◆ Goal A
Report how many lines of the entries contain the string "path", with case counting, and give only that number.

On 8/23/07, Tim Prince <[EMAIL PROTECTED]> wrote:
> The primary icc/icl use of SSE/SSE2 masking operations, of course, is in
> the auto-vectorization of fabs[f] and conditional operations:
>
> sum = 0.f;
> i__2 = *n;
> for (i__ = 1; i__ <= i__2; ++i__)
> if (a[i__] > 0.f)
> sum += a[i__];
> .... (Windows/intel asm syntax)
> pxor xmm2, xmm2
> cmpltps xmm2, xmm3
> andps xmm3, xmm2
> addps xmm0, xmm3
> ...
Note that icc9 has a strong bias for pentium4, which had no stall
penalty for mistyped fp vectors as for Intel it came with the pentium
M line, so you see a pxor even if generating code for the core2.
# cat autoicc.cc
float foo(const float *a, int n) {
float sum = 0.f;
for (int i = 0; i <n; ++i)

◆ Material to process
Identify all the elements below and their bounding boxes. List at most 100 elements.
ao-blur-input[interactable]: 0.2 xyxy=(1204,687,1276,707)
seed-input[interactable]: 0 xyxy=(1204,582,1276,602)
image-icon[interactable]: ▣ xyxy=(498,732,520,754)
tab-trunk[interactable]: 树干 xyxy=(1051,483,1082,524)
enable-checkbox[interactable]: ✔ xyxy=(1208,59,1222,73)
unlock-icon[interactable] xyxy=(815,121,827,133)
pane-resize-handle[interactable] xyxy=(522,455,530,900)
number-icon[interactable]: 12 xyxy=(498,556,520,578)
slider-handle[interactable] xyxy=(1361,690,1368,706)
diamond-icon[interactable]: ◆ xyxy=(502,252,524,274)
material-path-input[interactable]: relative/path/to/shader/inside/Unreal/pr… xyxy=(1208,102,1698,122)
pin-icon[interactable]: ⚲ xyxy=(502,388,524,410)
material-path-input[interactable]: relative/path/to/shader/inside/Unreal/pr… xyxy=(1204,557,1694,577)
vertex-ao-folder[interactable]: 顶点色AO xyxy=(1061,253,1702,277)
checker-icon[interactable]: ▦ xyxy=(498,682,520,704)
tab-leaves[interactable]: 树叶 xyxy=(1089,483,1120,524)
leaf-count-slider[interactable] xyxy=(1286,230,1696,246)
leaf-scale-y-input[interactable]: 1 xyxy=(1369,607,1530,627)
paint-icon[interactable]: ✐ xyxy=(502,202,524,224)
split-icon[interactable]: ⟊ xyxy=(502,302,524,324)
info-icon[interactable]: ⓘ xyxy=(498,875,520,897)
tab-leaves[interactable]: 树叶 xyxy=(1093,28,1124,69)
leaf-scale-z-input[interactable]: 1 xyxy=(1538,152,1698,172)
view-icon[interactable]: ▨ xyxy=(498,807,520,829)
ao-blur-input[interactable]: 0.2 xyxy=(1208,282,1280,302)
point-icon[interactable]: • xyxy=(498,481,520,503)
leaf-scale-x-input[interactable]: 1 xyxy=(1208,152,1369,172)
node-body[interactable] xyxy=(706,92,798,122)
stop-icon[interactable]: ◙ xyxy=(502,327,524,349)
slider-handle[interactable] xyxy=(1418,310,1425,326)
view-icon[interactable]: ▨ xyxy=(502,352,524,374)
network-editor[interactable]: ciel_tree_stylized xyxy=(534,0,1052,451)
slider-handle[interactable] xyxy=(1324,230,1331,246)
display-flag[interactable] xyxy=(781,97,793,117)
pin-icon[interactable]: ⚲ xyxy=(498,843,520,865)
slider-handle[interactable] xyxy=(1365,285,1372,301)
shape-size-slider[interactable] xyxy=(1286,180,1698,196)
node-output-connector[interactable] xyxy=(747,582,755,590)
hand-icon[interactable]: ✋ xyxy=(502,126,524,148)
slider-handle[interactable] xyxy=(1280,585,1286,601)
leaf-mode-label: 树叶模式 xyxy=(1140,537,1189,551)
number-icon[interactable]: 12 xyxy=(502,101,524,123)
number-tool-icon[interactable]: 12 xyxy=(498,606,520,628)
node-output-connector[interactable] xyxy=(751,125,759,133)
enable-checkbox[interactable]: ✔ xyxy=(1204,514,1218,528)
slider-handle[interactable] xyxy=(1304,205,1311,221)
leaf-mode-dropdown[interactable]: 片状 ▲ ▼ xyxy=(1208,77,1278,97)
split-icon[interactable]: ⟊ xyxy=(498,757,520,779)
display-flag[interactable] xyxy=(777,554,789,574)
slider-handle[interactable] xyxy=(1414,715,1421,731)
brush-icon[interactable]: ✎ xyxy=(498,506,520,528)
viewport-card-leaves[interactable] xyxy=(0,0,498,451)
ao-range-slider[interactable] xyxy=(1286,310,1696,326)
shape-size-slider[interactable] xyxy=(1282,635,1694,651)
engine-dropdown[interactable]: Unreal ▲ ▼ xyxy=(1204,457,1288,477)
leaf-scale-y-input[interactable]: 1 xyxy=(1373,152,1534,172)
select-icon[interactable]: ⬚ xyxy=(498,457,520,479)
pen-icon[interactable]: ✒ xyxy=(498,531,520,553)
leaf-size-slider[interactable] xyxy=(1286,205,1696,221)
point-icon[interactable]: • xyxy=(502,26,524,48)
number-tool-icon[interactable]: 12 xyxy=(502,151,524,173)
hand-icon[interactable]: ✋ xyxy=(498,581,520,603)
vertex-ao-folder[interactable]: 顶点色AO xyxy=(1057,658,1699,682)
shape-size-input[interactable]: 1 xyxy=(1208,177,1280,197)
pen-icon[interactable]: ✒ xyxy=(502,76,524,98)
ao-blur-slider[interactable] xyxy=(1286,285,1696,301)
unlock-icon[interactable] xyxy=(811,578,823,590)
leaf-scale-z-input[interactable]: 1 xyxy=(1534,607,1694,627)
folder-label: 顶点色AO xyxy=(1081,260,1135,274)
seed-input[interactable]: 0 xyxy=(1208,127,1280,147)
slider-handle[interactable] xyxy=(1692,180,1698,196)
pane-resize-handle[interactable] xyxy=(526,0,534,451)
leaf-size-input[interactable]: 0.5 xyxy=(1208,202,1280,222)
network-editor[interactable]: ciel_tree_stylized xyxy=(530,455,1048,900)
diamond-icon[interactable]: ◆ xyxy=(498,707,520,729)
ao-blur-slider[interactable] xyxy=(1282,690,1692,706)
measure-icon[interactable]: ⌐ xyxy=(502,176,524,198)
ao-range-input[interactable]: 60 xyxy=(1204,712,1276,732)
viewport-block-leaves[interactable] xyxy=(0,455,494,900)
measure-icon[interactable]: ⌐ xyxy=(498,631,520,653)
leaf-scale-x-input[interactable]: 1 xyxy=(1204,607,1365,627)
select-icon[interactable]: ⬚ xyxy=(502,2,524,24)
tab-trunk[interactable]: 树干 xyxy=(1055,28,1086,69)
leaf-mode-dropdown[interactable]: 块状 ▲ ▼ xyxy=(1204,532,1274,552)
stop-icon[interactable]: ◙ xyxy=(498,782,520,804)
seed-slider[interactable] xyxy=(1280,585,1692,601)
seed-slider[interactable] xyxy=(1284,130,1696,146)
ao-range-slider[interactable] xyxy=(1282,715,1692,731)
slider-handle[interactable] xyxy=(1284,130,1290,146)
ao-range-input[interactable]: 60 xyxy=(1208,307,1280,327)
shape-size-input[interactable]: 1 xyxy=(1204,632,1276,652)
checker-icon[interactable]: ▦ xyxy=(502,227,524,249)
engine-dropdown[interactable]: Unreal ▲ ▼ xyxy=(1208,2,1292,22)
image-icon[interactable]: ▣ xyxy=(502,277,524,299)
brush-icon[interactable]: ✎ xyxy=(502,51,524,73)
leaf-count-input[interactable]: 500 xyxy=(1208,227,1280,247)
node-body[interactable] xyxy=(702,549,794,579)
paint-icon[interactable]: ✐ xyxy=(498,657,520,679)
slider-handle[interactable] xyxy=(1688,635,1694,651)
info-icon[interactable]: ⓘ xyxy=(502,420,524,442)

◆ Goal B
Resume the post on SSE masking in compiler auto-vectorization from the point where it stops.

◆ Task answer A
2

◆ Task answer B
if (a[i] > 0.f)
sum += a[i];
return sum;
}
int main() { return 0; }
# /opt/intel/cce/9.1.051/bin/icpc -O3 -xT autoicc.cc
autoicc.cc(3) : (col. 2) remark: LOOP WAS VECTORIZED.
4007a9: pxor %xmm4,%xmm4
4007ad: cmpltps %xmm3,%xmm4
4007b1: andps %xmm3,%xmm4
# /opt/intel/cce/10.0.023/bin/icpc -O3 -xT autoicc.cc
autoicc.cc(3): (col. 2) remark: LOOP WAS VECTORIZED.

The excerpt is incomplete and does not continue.